### Aufgabenstellung
Tausche im Text über Carvalhos Performances „Dialog“ gegen „Austausch“ aus. Gib dann die Stelle wieder, die bei den Worten „Gemeinsam haben alle“ beginnt und nach „einen anhaltenden Dialog.“ endet.

Gemeinsam haben alle diese Projekte, dass sie vorherrschende Geschichtsbilder infrage stellen. Genau dies möchte auch Carvalho mit seinen Performances in Lissabon und Berlin ereichen. „Wir wollen keine vorgefertigten Interpretationen präsentieren“, sagt er. „Wir wollen Fragen aufwerfen.“ Für die Zukunft wünscht sich der Künstler vor allem eins: keine erstarrten Formen von Erinnerung, sondern einen anhaltenden Dialog.

### Bereitgestelltes Material
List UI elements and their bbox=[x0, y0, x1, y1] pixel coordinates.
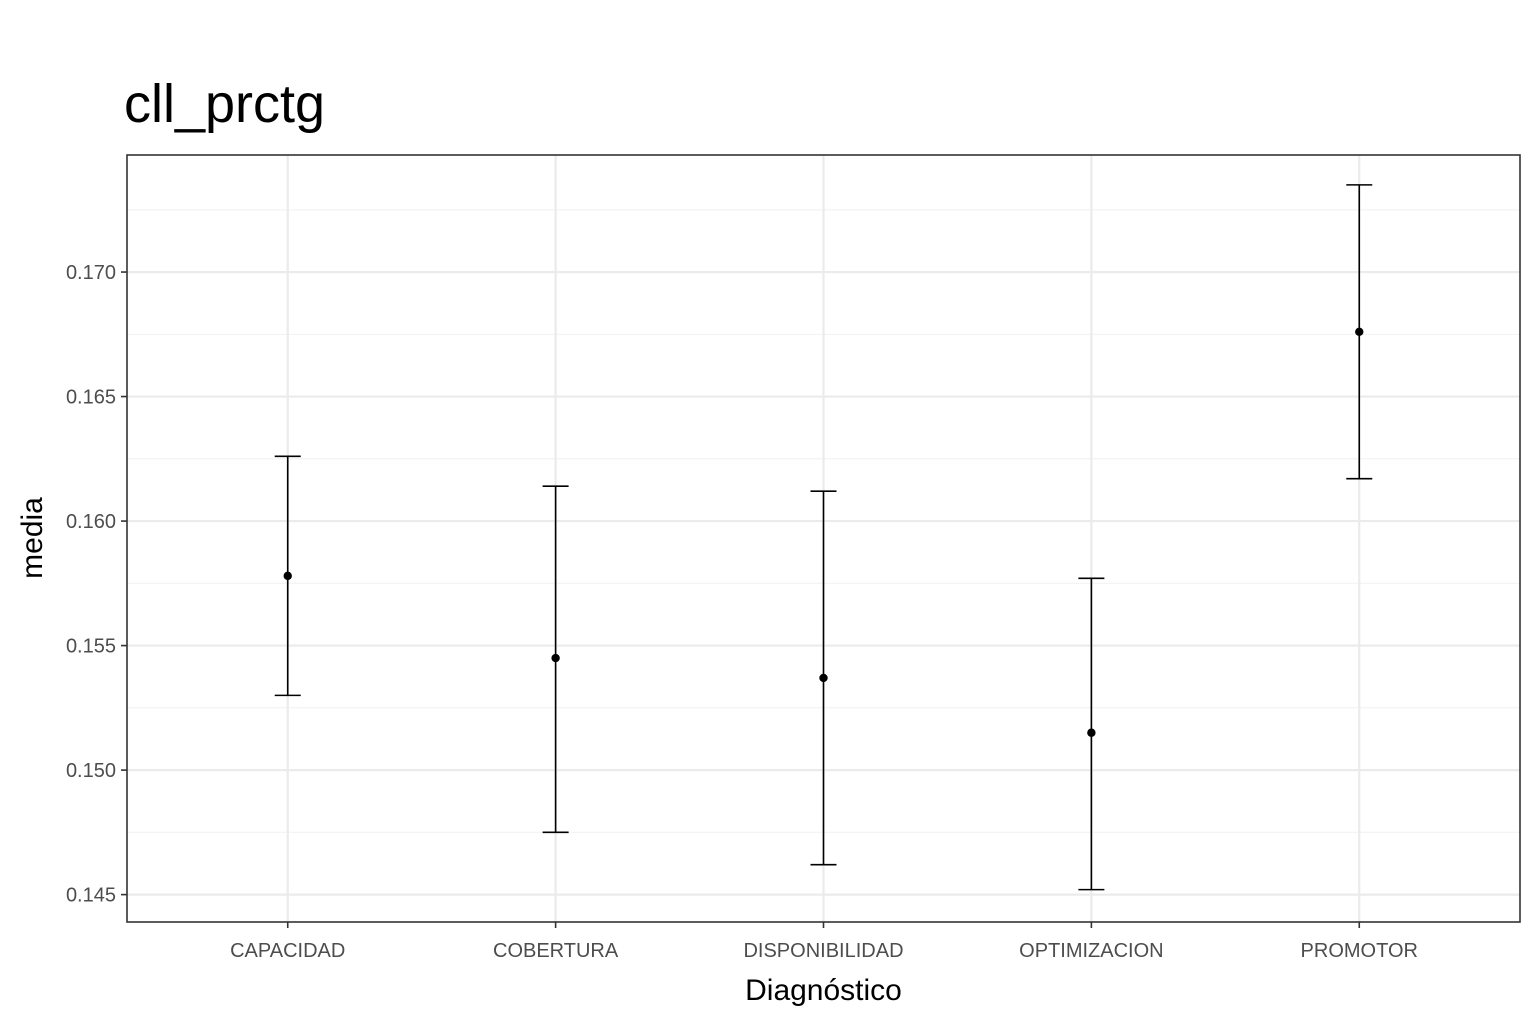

### Lösung
Gemeinsam haben alle diese Projekte, dass sie vorherrschende Geschichtsbilder infrage stellen. Genau dies möchte auch Carvalho mit seinen Performances in Lissabon und Berlin ereichen. „Wir wollen keine vorgefertigten Interpretationen präsentieren“, sagt er. „Wir wollen Fragen aufwerfen.“ Für die Zukunft wünscht sich der Künstler vor allem eins: keine erstarrten Formen von Erinnerung, sondern einen anhaltenden Austausch.